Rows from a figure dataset

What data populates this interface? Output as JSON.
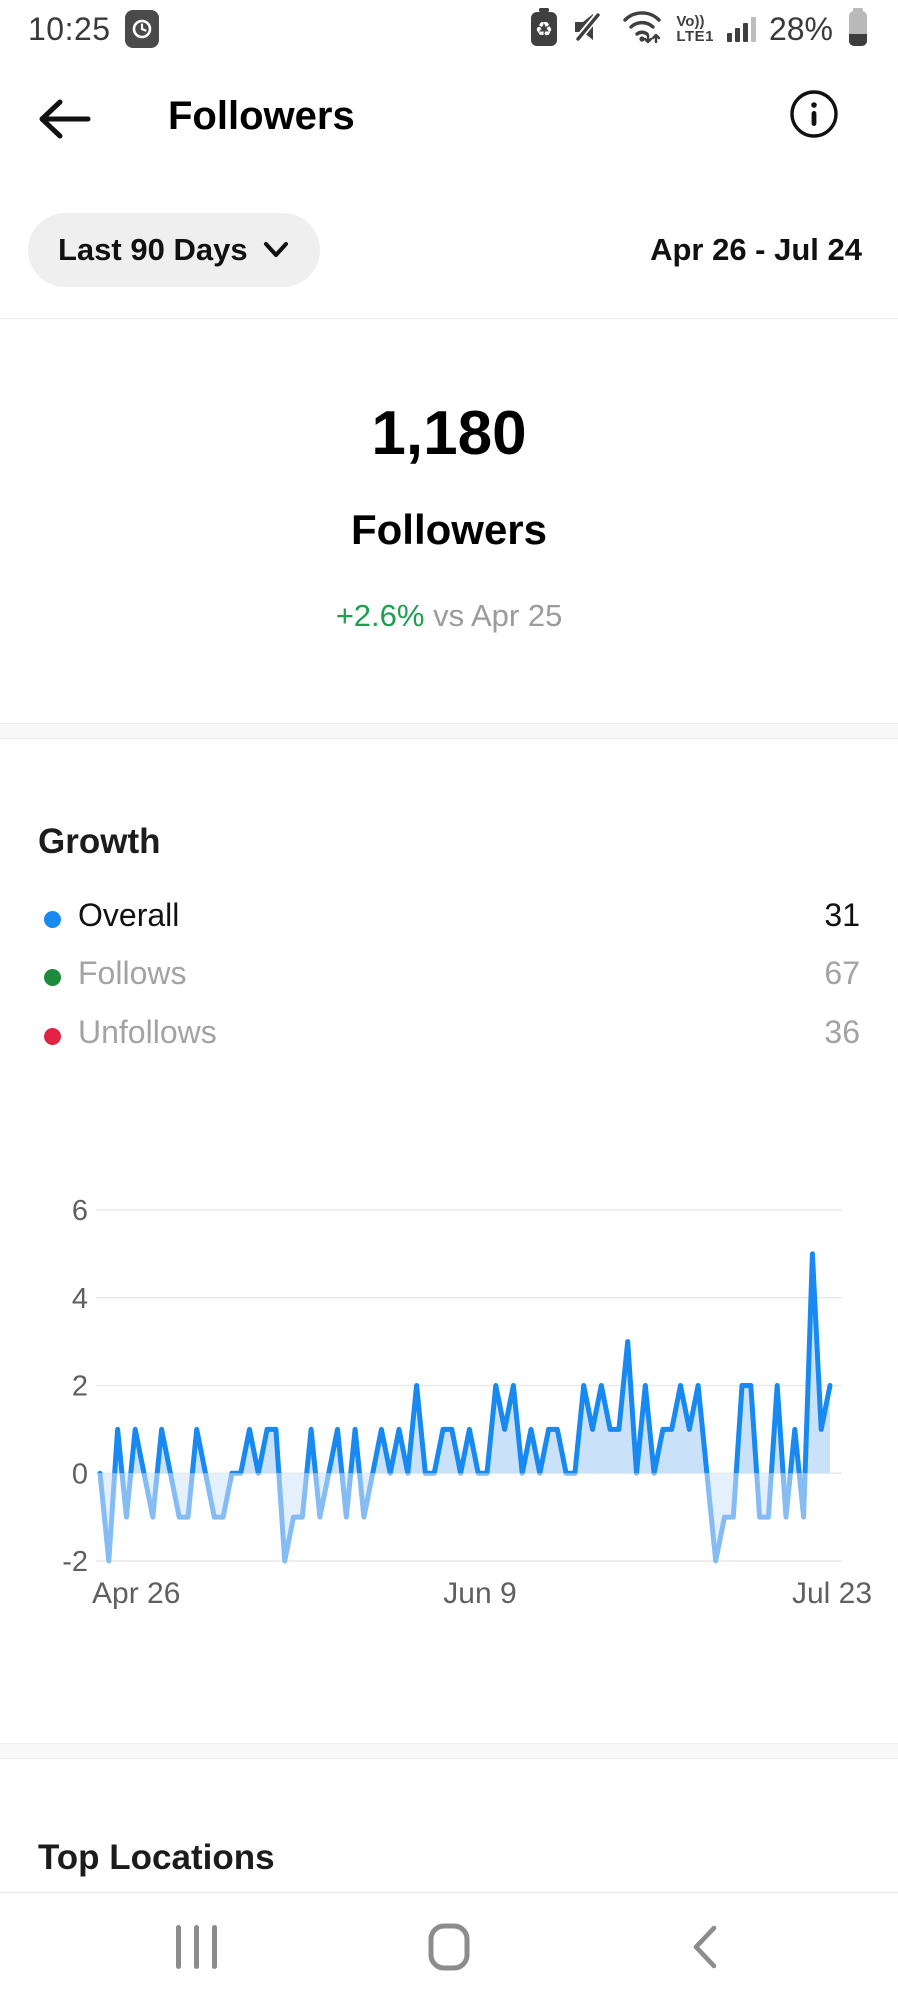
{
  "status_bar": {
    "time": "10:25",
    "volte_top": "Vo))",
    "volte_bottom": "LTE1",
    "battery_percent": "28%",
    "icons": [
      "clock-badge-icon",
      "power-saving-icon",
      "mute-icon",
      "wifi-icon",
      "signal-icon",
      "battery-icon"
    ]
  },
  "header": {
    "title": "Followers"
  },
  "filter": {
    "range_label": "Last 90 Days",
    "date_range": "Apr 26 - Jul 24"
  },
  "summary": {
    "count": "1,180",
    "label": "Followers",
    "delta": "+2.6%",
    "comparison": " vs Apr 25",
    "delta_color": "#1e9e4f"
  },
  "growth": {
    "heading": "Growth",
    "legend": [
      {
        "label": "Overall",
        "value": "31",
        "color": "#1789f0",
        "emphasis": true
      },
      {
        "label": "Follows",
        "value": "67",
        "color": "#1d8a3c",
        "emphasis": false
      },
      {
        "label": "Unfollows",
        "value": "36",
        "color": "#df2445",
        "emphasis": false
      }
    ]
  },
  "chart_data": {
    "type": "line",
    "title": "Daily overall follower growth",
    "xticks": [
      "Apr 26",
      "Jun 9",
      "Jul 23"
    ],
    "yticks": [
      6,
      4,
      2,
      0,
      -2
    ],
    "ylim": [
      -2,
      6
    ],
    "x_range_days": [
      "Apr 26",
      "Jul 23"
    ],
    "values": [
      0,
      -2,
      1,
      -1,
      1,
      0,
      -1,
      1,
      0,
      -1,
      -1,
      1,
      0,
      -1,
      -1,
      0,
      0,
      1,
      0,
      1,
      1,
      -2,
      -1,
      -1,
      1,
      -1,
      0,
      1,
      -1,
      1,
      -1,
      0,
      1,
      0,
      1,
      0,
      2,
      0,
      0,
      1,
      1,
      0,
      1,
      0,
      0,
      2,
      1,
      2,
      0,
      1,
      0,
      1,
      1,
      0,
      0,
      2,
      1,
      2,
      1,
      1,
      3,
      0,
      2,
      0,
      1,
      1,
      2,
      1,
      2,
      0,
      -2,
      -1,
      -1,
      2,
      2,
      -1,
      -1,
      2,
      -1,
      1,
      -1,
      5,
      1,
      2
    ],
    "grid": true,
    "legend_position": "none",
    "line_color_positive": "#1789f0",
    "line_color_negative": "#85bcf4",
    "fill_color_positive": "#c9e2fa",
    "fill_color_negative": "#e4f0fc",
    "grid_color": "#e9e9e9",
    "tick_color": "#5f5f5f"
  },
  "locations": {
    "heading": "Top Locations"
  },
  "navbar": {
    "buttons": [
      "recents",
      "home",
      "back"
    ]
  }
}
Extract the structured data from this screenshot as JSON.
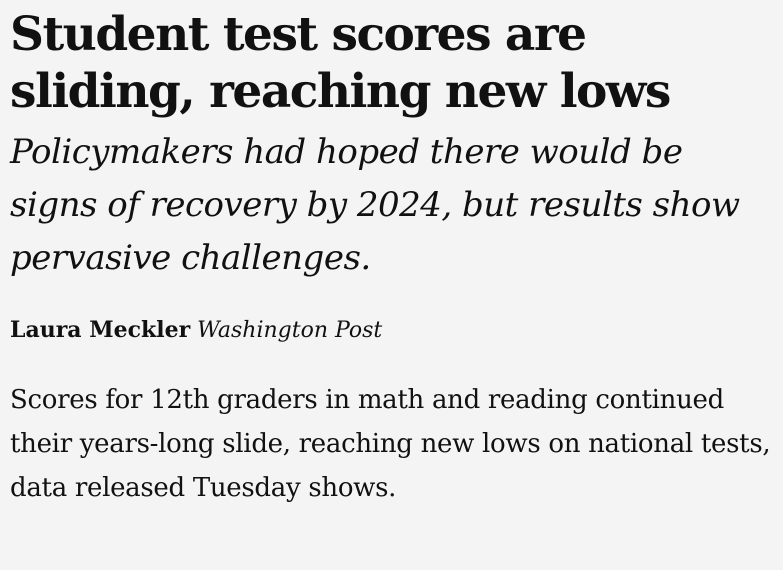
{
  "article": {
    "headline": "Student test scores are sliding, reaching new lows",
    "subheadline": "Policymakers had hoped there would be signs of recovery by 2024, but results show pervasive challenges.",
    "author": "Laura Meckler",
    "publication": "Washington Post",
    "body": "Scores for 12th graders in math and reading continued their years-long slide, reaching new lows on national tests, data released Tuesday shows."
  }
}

-- WHAT IS REQUIRED --
Go to the line containing "Extract the structured" and set it down, along with every later line through the last one, exactly as written and without the pictures.

-- FULL OUTPUT --
Extract the structured data from this screenshot as JSON.
{
  "article": {
    "headline": "Student test scores are sliding, reaching new lows",
    "subheadline": "Policymakers had hoped there would be signs of recovery by 2024, but results show pervasive challenges.",
    "author": "Laura Meckler",
    "publication": "Washington Post",
    "body": "Scores for 12th graders in math and reading continued their years-long slide, reaching new lows on national tests, data released Tuesday shows."
  }
}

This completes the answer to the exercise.